Transcribe the records verbatim, starting with their first line and continuing through the line that contains "list-marker: 1. [115,601,126,617]", with both of those lines included.

-- begin Given entries --

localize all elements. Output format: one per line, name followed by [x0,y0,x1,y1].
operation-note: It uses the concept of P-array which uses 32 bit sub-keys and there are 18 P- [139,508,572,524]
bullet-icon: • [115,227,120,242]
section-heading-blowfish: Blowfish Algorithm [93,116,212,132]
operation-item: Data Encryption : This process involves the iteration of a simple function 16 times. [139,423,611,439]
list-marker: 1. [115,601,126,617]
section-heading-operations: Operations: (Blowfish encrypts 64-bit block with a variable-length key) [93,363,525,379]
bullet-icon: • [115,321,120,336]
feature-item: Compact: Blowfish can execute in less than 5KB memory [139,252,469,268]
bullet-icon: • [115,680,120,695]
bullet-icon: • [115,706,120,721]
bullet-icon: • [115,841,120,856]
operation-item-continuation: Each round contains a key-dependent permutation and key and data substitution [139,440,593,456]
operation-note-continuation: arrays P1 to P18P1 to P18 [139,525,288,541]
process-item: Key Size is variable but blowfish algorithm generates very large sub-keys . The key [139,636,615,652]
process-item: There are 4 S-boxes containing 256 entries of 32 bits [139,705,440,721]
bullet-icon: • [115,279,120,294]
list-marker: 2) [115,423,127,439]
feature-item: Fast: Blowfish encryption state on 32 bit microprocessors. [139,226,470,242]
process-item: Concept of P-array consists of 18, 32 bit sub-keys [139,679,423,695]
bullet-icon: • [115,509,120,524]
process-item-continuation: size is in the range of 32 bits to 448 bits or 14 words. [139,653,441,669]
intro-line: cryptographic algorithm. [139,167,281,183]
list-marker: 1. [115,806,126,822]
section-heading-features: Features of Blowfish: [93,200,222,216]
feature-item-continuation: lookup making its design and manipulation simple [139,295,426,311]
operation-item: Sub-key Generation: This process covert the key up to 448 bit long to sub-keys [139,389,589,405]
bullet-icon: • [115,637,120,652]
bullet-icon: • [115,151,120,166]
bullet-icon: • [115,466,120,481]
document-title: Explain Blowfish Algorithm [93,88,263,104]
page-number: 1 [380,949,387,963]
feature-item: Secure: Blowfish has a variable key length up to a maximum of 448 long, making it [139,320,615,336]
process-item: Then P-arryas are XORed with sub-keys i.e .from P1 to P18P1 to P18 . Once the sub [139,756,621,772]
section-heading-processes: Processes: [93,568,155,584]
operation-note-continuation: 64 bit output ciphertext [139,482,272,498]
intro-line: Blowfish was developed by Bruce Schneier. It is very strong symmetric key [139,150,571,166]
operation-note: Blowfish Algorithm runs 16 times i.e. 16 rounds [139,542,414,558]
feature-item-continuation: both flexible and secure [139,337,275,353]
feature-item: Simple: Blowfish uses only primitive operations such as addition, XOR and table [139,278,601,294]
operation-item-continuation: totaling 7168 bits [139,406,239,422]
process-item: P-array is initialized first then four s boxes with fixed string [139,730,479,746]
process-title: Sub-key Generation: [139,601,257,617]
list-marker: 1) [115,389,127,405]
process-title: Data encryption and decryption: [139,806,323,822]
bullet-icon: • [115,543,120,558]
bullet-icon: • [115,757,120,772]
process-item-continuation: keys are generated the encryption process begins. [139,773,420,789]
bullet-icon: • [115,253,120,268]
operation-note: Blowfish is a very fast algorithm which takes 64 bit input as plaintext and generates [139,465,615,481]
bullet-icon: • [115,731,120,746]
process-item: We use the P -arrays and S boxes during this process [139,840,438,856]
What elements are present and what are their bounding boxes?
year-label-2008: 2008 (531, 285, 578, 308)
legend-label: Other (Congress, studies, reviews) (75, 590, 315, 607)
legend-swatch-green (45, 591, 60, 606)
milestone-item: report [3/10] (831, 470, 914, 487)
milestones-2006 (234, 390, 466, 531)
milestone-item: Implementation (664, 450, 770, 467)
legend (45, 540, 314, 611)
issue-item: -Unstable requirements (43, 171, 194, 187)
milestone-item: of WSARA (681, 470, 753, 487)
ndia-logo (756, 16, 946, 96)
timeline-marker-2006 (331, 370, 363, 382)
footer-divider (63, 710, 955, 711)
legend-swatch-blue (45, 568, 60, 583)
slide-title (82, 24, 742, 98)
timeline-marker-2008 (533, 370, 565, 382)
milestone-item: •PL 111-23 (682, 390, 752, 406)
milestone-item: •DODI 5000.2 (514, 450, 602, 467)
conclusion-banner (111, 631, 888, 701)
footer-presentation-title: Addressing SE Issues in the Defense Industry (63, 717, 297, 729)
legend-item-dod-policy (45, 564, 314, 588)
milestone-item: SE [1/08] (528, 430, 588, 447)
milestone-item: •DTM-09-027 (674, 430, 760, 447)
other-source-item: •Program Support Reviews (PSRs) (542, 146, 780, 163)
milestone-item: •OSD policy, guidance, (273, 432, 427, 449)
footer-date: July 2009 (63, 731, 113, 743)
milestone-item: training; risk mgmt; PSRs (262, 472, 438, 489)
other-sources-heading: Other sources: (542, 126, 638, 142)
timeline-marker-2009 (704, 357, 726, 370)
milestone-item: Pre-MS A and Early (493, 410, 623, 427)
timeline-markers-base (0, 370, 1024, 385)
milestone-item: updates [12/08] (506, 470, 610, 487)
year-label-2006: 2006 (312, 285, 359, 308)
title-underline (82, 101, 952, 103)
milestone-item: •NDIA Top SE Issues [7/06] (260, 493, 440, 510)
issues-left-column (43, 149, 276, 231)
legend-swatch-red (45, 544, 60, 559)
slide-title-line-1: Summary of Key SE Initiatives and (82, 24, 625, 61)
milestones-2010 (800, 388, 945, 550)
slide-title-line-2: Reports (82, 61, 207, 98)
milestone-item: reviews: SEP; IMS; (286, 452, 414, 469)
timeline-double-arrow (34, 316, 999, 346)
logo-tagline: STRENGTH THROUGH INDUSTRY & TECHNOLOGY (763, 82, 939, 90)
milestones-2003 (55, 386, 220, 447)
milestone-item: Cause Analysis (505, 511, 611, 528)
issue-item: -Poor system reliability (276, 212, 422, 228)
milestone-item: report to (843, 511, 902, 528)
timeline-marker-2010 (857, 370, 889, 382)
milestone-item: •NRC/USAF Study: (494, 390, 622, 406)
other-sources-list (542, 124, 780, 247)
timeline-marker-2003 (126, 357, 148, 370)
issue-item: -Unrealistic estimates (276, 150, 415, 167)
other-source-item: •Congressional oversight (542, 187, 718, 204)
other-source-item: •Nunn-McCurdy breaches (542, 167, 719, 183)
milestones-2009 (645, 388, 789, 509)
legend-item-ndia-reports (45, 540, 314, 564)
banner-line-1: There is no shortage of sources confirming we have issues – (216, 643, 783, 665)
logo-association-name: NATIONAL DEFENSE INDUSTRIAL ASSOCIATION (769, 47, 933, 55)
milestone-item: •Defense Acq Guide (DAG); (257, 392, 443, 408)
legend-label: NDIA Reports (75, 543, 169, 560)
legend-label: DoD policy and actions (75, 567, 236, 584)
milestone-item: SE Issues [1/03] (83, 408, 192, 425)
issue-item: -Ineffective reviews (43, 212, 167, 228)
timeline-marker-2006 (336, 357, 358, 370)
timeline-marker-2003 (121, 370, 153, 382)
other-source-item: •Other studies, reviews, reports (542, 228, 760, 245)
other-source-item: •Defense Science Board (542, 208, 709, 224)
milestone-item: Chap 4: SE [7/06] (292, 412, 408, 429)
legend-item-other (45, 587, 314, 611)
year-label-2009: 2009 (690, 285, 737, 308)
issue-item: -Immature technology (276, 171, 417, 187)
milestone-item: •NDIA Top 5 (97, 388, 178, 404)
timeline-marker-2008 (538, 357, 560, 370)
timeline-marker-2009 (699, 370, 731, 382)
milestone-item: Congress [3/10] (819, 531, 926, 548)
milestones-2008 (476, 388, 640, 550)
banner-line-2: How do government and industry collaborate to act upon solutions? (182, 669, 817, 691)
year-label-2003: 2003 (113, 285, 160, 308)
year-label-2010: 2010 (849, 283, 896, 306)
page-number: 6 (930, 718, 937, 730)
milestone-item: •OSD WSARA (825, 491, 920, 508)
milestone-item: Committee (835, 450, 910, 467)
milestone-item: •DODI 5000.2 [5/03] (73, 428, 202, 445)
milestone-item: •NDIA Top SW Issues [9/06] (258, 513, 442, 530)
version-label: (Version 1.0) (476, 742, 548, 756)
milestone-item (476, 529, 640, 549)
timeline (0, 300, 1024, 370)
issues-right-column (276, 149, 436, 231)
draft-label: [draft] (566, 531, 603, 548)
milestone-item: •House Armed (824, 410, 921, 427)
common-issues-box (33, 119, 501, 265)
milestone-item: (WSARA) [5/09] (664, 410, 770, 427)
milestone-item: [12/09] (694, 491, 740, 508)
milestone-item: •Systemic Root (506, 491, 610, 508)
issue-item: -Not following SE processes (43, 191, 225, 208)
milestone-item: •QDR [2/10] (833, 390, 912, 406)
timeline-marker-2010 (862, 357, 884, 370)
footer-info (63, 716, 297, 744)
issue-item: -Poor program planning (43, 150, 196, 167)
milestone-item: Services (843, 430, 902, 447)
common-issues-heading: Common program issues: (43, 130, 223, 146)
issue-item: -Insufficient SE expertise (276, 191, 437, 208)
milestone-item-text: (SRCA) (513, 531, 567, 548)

-- end Given entries --

→ **Output for this task**
localize all elements. Output format: one per line, name followed by [x0,y0,x1,y1].
operation-note: It uses the concept of P-array which uses 32 bit sub-keys and there are 18 P- [139,508,572,524]
bullet-icon: • [115,227,120,242]
section-heading-blowfish: Blowfish Algorithm [93,116,212,132]
operation-item: Data Encryption : This process involves the iteration of a simple function 16 times. [139,423,611,439]
list-marker: 1. [115,601,126,617]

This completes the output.